-- begin --

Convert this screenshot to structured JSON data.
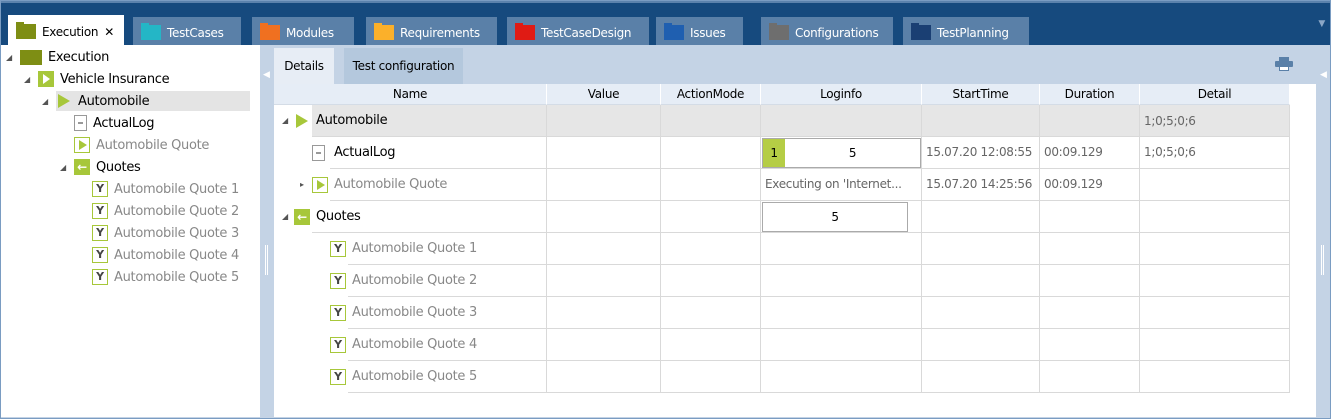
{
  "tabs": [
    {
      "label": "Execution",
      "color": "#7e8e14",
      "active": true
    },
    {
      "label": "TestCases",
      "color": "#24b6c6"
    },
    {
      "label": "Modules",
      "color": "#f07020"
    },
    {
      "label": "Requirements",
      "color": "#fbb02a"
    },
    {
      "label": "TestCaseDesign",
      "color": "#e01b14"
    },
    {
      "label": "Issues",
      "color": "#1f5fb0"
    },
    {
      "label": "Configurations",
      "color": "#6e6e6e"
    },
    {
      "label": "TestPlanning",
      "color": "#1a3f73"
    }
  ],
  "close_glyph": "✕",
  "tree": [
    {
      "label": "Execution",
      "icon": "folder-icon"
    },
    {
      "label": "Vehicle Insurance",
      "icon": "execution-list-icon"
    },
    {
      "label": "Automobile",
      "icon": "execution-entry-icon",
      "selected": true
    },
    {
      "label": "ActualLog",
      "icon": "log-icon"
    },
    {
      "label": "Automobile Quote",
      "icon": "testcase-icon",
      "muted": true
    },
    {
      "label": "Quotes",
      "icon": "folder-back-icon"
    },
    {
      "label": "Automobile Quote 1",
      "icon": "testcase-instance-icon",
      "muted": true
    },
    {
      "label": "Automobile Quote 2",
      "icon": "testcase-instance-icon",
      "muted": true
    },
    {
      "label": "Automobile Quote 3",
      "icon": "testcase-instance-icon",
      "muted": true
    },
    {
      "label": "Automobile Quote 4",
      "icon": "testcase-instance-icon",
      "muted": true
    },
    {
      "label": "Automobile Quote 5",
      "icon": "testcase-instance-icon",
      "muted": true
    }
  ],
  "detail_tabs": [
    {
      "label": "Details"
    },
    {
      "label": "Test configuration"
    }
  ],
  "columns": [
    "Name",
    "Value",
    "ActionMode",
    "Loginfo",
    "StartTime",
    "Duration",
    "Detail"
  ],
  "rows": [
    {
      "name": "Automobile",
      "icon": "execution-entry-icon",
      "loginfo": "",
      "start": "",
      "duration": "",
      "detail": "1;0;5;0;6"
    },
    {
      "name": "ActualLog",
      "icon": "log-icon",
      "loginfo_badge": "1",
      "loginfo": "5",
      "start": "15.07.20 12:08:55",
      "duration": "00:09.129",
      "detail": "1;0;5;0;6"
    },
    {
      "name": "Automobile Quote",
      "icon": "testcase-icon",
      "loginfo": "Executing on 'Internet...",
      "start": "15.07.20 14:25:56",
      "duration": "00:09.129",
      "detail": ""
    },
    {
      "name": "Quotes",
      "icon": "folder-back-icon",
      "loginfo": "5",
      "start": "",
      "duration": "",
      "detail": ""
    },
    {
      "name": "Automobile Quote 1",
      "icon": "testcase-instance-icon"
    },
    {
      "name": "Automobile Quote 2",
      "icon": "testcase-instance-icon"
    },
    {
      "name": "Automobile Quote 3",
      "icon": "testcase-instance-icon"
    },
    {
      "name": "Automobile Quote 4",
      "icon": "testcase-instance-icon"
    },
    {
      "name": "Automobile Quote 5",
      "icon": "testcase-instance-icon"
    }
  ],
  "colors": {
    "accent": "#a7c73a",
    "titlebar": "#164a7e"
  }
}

-- end --

**EXERCISE TASK**
Give all the entries again exactly, dropping each picture.

**OUTPUT FOR THIS TASK**
Convert this screenshot to structured JSON data.
{
  "tabs": [
    {
      "label": "Execution",
      "color": "#7e8e14",
      "active": true
    },
    {
      "label": "TestCases",
      "color": "#24b6c6"
    },
    {
      "label": "Modules",
      "color": "#f07020"
    },
    {
      "label": "Requirements",
      "color": "#fbb02a"
    },
    {
      "label": "TestCaseDesign",
      "color": "#e01b14"
    },
    {
      "label": "Issues",
      "color": "#1f5fb0"
    },
    {
      "label": "Configurations",
      "color": "#6e6e6e"
    },
    {
      "label": "TestPlanning",
      "color": "#1a3f73"
    }
  ],
  "close_glyph": "✕",
  "tree": [
    {
      "label": "Execution",
      "icon": "folder-icon"
    },
    {
      "label": "Vehicle Insurance",
      "icon": "execution-list-icon"
    },
    {
      "label": "Automobile",
      "icon": "execution-entry-icon",
      "selected": true
    },
    {
      "label": "ActualLog",
      "icon": "log-icon"
    },
    {
      "label": "Automobile Quote",
      "icon": "testcase-icon",
      "muted": true
    },
    {
      "label": "Quotes",
      "icon": "folder-back-icon"
    },
    {
      "label": "Automobile Quote 1",
      "icon": "testcase-instance-icon",
      "muted": true
    },
    {
      "label": "Automobile Quote 2",
      "icon": "testcase-instance-icon",
      "muted": true
    },
    {
      "label": "Automobile Quote 3",
      "icon": "testcase-instance-icon",
      "muted": true
    },
    {
      "label": "Automobile Quote 4",
      "icon": "testcase-instance-icon",
      "muted": true
    },
    {
      "label": "Automobile Quote 5",
      "icon": "testcase-instance-icon",
      "muted": true
    }
  ],
  "detail_tabs": [
    {
      "label": "Details"
    },
    {
      "label": "Test configuration"
    }
  ],
  "columns": [
    "Name",
    "Value",
    "ActionMode",
    "Loginfo",
    "StartTime",
    "Duration",
    "Detail"
  ],
  "rows": [
    {
      "name": "Automobile",
      "icon": "execution-entry-icon",
      "loginfo": "",
      "start": "",
      "duration": "",
      "detail": "1;0;5;0;6"
    },
    {
      "name": "ActualLog",
      "icon": "log-icon",
      "loginfo_badge": "1",
      "loginfo": "5",
      "start": "15.07.20 12:08:55",
      "duration": "00:09.129",
      "detail": "1;0;5;0;6"
    },
    {
      "name": "Automobile Quote",
      "icon": "testcase-icon",
      "loginfo": "Executing on 'Internet...",
      "start": "15.07.20 14:25:56",
      "duration": "00:09.129",
      "detail": ""
    },
    {
      "name": "Quotes",
      "icon": "folder-back-icon",
      "loginfo": "5",
      "start": "",
      "duration": "",
      "detail": ""
    },
    {
      "name": "Automobile Quote 1",
      "icon": "testcase-instance-icon"
    },
    {
      "name": "Automobile Quote 2",
      "icon": "testcase-instance-icon"
    },
    {
      "name": "Automobile Quote 3",
      "icon": "testcase-instance-icon"
    },
    {
      "name": "Automobile Quote 4",
      "icon": "testcase-instance-icon"
    },
    {
      "name": "Automobile Quote 5",
      "icon": "testcase-instance-icon"
    }
  ],
  "colors": {
    "accent": "#a7c73a",
    "titlebar": "#164a7e"
  }
}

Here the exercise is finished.